● WHAT TO DO
Locate each line of the material that contains "levels", then return it.

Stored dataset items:
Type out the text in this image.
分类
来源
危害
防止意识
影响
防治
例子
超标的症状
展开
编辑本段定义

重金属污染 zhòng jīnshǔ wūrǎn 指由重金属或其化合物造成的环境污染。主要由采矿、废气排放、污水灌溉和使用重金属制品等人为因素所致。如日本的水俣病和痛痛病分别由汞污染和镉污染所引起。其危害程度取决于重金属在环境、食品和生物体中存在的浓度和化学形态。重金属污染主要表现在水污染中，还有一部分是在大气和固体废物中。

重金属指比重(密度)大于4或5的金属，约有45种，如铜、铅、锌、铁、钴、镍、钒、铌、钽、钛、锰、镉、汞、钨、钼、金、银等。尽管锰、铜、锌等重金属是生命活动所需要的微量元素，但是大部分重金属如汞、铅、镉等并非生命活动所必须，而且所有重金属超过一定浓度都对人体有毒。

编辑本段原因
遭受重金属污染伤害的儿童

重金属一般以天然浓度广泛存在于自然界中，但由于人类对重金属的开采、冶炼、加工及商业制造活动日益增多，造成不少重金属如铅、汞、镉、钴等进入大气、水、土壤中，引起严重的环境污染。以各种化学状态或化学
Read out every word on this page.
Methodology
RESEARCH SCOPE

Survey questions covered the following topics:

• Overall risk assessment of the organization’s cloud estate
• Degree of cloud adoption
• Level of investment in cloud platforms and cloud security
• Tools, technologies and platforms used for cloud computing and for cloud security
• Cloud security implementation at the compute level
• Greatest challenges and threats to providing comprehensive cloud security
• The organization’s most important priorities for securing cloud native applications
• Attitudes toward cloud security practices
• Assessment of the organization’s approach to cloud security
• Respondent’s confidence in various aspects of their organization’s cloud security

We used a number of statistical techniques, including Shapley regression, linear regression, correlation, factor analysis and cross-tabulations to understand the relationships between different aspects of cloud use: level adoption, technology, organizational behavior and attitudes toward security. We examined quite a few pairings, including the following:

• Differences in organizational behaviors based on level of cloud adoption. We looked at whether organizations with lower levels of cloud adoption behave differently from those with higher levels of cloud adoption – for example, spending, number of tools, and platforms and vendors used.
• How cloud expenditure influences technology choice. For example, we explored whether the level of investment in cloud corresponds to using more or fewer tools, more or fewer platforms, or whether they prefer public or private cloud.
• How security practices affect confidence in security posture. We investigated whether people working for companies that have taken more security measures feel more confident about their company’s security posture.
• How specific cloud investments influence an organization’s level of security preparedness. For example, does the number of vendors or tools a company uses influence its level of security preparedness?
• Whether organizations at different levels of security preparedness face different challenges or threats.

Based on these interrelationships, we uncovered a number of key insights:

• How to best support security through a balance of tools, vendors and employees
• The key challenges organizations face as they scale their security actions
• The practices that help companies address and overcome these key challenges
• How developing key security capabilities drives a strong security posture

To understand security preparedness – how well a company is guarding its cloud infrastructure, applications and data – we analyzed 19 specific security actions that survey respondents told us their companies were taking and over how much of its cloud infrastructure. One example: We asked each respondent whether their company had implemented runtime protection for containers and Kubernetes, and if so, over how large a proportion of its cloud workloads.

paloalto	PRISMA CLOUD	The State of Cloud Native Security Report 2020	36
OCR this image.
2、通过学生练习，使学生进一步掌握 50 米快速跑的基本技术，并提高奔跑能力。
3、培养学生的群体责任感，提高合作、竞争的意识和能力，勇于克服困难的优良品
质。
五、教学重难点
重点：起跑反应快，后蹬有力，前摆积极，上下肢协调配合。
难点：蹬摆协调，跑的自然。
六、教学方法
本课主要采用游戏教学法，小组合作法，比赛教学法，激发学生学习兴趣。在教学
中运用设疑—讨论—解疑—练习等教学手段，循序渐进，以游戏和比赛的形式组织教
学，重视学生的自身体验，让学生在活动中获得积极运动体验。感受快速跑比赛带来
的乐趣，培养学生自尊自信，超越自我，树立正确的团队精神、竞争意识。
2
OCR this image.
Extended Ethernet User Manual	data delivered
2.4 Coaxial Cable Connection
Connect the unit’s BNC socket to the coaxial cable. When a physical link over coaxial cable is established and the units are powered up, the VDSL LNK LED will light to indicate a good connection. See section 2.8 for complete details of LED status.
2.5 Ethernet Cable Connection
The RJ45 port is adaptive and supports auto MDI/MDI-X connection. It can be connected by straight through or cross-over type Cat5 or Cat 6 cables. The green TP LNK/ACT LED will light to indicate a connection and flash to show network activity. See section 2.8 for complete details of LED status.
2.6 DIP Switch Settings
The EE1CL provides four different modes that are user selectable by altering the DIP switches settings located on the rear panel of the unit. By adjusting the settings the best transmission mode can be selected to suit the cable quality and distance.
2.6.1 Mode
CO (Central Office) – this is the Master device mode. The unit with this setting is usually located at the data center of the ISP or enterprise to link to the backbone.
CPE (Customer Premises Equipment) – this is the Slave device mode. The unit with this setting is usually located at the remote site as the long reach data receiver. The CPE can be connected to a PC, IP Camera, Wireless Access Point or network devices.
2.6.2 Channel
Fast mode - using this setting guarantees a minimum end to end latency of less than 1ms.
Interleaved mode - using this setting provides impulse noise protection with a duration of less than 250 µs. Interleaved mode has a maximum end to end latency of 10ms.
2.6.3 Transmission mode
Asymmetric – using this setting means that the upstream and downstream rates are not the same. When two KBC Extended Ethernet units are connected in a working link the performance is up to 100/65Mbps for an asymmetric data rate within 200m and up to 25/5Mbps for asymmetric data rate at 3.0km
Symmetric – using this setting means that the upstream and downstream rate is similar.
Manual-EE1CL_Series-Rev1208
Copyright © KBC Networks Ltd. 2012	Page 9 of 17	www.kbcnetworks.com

● RESPONSE TO THE EXERCISE
• Differences in organizational behaviors based on level of cloud adoption. We looked at whether organizations with lower levels of cloud adoption behave differently from those with higher levels of cloud adoption – for example, spending, number of tools, and platforms and vendors used.
• Whether organizations at different levels of security preparedness face different challenges or threats.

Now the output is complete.